[Rows from a dataset]
———
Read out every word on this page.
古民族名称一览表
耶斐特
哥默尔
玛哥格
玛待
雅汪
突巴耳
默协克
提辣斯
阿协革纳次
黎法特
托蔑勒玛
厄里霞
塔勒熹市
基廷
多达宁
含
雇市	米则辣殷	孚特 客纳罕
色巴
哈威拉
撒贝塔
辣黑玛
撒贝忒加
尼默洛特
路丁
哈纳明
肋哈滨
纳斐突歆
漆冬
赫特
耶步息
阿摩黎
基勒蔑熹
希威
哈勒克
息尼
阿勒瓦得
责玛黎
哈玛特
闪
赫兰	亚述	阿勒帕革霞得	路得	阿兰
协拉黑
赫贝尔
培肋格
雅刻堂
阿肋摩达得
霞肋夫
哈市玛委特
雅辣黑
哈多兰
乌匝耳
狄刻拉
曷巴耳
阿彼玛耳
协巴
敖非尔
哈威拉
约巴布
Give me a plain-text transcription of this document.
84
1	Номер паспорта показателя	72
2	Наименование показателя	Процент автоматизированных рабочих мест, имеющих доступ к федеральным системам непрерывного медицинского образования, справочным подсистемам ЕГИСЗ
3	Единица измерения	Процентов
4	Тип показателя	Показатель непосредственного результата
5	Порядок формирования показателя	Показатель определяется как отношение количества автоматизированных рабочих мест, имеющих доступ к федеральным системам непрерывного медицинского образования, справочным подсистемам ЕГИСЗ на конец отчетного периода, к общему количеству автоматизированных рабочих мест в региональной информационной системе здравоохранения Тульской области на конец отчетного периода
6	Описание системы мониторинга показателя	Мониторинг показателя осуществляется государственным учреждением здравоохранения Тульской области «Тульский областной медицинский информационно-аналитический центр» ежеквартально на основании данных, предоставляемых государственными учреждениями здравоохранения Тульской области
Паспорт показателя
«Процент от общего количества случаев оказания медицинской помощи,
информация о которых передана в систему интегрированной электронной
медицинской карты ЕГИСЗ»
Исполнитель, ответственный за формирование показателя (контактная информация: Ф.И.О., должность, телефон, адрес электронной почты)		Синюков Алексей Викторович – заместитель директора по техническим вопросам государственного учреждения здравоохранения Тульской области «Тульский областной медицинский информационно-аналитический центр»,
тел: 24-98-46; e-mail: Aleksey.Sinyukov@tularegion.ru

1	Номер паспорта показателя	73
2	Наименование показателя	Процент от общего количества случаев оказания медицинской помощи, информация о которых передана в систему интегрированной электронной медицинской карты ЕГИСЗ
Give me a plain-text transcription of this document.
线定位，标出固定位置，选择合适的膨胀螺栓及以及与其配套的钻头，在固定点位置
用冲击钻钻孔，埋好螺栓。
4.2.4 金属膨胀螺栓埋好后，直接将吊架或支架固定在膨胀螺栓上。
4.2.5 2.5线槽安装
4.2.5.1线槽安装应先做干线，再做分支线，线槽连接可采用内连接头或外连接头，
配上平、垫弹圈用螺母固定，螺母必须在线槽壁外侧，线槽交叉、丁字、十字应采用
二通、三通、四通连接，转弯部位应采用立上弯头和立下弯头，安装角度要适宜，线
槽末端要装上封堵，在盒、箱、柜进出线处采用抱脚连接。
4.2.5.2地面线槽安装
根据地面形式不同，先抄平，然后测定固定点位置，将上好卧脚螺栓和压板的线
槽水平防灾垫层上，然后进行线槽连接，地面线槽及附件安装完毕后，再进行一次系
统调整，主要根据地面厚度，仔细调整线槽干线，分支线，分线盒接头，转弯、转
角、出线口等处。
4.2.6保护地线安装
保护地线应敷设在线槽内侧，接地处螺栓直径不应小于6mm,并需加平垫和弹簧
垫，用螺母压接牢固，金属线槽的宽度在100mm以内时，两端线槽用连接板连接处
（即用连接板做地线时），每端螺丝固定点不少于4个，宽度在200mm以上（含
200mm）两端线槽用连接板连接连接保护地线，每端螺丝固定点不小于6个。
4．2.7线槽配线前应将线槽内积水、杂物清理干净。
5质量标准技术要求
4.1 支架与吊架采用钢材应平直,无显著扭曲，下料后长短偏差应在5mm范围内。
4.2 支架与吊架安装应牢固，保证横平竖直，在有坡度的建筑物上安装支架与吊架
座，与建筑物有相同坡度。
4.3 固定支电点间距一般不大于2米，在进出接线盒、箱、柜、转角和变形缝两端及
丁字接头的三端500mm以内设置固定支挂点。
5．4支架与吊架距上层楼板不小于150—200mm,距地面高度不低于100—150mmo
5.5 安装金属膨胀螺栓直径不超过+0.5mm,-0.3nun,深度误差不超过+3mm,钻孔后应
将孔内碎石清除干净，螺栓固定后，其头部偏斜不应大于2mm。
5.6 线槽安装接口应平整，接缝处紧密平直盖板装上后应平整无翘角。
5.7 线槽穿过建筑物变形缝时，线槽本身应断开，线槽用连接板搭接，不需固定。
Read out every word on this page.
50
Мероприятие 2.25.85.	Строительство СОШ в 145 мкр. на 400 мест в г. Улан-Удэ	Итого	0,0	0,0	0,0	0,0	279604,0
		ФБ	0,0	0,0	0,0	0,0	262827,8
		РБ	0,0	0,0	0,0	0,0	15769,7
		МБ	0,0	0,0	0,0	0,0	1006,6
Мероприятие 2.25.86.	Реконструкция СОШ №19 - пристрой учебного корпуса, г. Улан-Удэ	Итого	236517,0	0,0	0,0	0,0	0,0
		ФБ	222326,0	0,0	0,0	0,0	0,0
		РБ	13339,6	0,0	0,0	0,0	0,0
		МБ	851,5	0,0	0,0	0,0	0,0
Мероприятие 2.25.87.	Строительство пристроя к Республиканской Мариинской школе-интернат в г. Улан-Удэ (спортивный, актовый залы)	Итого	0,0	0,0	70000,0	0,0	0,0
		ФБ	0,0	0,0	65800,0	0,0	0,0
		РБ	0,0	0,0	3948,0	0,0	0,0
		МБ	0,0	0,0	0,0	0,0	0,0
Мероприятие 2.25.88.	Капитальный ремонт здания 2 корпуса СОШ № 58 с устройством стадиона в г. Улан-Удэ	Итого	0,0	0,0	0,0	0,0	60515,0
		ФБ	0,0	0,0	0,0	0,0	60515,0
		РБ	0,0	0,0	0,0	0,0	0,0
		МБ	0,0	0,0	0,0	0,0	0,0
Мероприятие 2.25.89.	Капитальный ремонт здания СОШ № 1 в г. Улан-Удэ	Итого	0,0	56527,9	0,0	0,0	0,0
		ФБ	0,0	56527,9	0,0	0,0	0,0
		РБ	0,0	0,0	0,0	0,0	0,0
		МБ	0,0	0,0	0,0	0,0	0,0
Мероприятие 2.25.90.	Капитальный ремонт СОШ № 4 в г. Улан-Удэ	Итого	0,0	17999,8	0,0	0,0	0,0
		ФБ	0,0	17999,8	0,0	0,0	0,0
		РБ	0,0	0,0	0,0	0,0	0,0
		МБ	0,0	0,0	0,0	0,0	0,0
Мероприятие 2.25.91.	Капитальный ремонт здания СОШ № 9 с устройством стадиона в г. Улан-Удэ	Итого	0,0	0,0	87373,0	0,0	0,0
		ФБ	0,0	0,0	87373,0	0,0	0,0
———
• _WRITTEN REQUEST_
Reproduce all of the material above word for word.

• _FULL RESPONSE_
Read out every word on this page.
古民族名称一览表
耶斐特
哥默尔
玛哥格
玛待
雅汪
突巴耳
默协克
提辣斯
阿协革纳次
黎法特
托蔑勒玛
厄里霞
塔勒熹市
基廷
多达宁
含
雇市	米则辣殷	孚特 客纳罕
色巴
哈威拉
撒贝塔
辣黑玛
撒贝忒加
尼默洛特
路丁
哈纳明
肋哈滨
纳斐突歆
漆冬
赫特
耶步息
阿摩黎
基勒蔑熹
希威
哈勒克
息尼
阿勒瓦得
责玛黎
哈玛特
闪
赫兰	亚述	阿勒帕革霞得	路得	阿兰
协拉黑
赫贝尔
培肋格
雅刻堂
阿肋摩达得
霞肋夫
哈市玛委特
雅辣黑
哈多兰
乌匝耳
狄刻拉
曷巴耳
阿彼玛耳
协巴
敖非尔
哈威拉
约巴布
Give me a plain-text transcription of this document.
84
1	Номер паспорта показателя	72
2	Наименование показателя	Процент автоматизированных рабочих мест, имеющих доступ к федеральным системам непрерывного медицинского образования, справочным подсистемам ЕГИСЗ
3	Единица измерения	Процентов
4	Тип показателя	Показатель непосредственного результата
5	Порядок формирования показателя	Показатель определяется как отношение количества автоматизированных рабочих мест, имеющих доступ к федеральным системам непрерывного медицинского образования, справочным подсистемам ЕГИСЗ на конец отчетного периода, к общему количеству автоматизированных рабочих мест в региональной информационной системе здравоохранения Тульской области на конец отчетного периода
6	Описание системы мониторинга показателя	Мониторинг показателя осуществляется государственным учреждением здравоохранения Тульской области «Тульский областной медицинский информационно-аналитический центр» ежеквартально на основании данных, предоставляемых государственными учреждениями здравоохранения Тульской области
Паспорт показателя
«Процент от общего количества случаев оказания медицинской помощи,
информация о которых передана в систему интегрированной электронной
медицинской карты ЕГИСЗ»
Исполнитель, ответственный за формирование показателя (контактная информация: Ф.И.О., должность, телефон, адрес электронной почты)		Синюков Алексей Викторович – заместитель директора по техническим вопросам государственного учреждения здравоохранения Тульской области «Тульский областной медицинский информационно-аналитический центр»,
тел: 24-98-46; e-mail: Aleksey.Sinyukov@tularegion.ru

1	Номер паспорта показателя	73
2	Наименование показателя	Процент от общего количества случаев оказания медицинской помощи, информация о которых передана в систему интегрированной электронной медицинской карты ЕГИСЗ
Give me a plain-text transcription of this document.
线定位，标出固定位置，选择合适的膨胀螺栓及以及与其配套的钻头，在固定点位置
用冲击钻钻孔，埋好螺栓。
4.2.4 金属膨胀螺栓埋好后，直接将吊架或支架固定在膨胀螺栓上。
4.2.5 2.5线槽安装
4.2.5.1线槽安装应先做干线，再做分支线，线槽连接可采用内连接头或外连接头，
配上平、垫弹圈用螺母固定，螺母必须在线槽壁外侧，线槽交叉、丁字、十字应采用
二通、三通、四通连接，转弯部位应采用立上弯头和立下弯头，安装角度要适宜，线
槽末端要装上封堵，在盒、箱、柜进出线处采用抱脚连接。
4.2.5.2地面线槽安装
根据地面形式不同，先抄平，然后测定固定点位置，将上好卧脚螺栓和压板的线
槽水平防灾垫层上，然后进行线槽连接，地面线槽及附件安装完毕后，再进行一次系
统调整，主要根据地面厚度，仔细调整线槽干线，分支线，分线盒接头，转弯、转
角、出线口等处。
4.2.6保护地线安装
保护地线应敷设在线槽内侧，接地处螺栓直径不应小于6mm,并需加平垫和弹簧
垫，用螺母压接牢固，金属线槽的宽度在100mm以内时，两端线槽用连接板连接处
（即用连接板做地线时），每端螺丝固定点不少于4个，宽度在200mm以上（含
200mm）两端线槽用连接板连接连接保护地线，每端螺丝固定点不小于6个。
4．2.7线槽配线前应将线槽内积水、杂物清理干净。
5质量标准技术要求
4.1 支架与吊架采用钢材应平直,无显著扭曲，下料后长短偏差应在5mm范围内。
4.2 支架与吊架安装应牢固，保证横平竖直，在有坡度的建筑物上安装支架与吊架
座，与建筑物有相同坡度。
4.3 固定支电点间距一般不大于2米，在进出接线盒、箱、柜、转角和变形缝两端及
丁字接头的三端500mm以内设置固定支挂点。
5．4支架与吊架距上层楼板不小于150—200mm,距地面高度不低于100—150mmo
5.5 安装金属膨胀螺栓直径不超过+0.5mm,-0.3nun,深度误差不超过+3mm,钻孔后应
将孔内碎石清除干净，螺栓固定后，其头部偏斜不应大于2mm。
5.6 线槽安装接口应平整，接缝处紧密平直盖板装上后应平整无翘角。
5.7 线槽穿过建筑物变形缝时，线槽本身应断开，线槽用连接板搭接，不需固定。
Read out every word on this page.
50
Мероприятие 2.25.85.	Строительство СОШ в 145 мкр. на 400 мест в г. Улан-Удэ	Итого	0,0	0,0	0,0	0,0	279604,0
		ФБ	0,0	0,0	0,0	0,0	262827,8
		РБ	0,0	0,0	0,0	0,0	15769,7
		МБ	0,0	0,0	0,0	0,0	1006,6
Мероприятие 2.25.86.	Реконструкция СОШ №19 - пристрой учебного корпуса, г. Улан-Удэ	Итого	236517,0	0,0	0,0	0,0	0,0
		ФБ	222326,0	0,0	0,0	0,0	0,0
		РБ	13339,6	0,0	0,0	0,0	0,0
		МБ	851,5	0,0	0,0	0,0	0,0
Мероприятие 2.25.87.	Строительство пристроя к Республиканской Мариинской школе-интернат в г. Улан-Удэ (спортивный, актовый залы)	Итого	0,0	0,0	70000,0	0,0	0,0
		ФБ	0,0	0,0	65800,0	0,0	0,0
		РБ	0,0	0,0	3948,0	0,0	0,0
		МБ	0,0	0,0	0,0	0,0	0,0
Мероприятие 2.25.88.	Капитальный ремонт здания 2 корпуса СОШ № 58 с устройством стадиона в г. Улан-Удэ	Итого	0,0	0,0	0,0	0,0	60515,0
		ФБ	0,0	0,0	0,0	0,0	60515,0
		РБ	0,0	0,0	0,0	0,0	0,0
		МБ	0,0	0,0	0,0	0,0	0,0
Мероприятие 2.25.89.	Капитальный ремонт здания СОШ № 1 в г. Улан-Удэ	Итого	0,0	56527,9	0,0	0,0	0,0
		ФБ	0,0	56527,9	0,0	0,0	0,0
		РБ	0,0	0,0	0,0	0,0	0,0
		МБ	0,0	0,0	0,0	0,0	0,0
Мероприятие 2.25.90.	Капитальный ремонт СОШ № 4 в г. Улан-Удэ	Итого	0,0	17999,8	0,0	0,0	0,0
		ФБ	0,0	17999,8	0,0	0,0	0,0
		РБ	0,0	0,0	0,0	0,0	0,0
		МБ	0,0	0,0	0,0	0,0	0,0
Мероприятие 2.25.91.	Капитальный ремонт здания СОШ № 9 с устройством стадиона в г. Улан-Удэ	Итого	0,0	0,0	87373,0	0,0	0,0
		ФБ	0,0	0,0	87373,0	0,0	0,0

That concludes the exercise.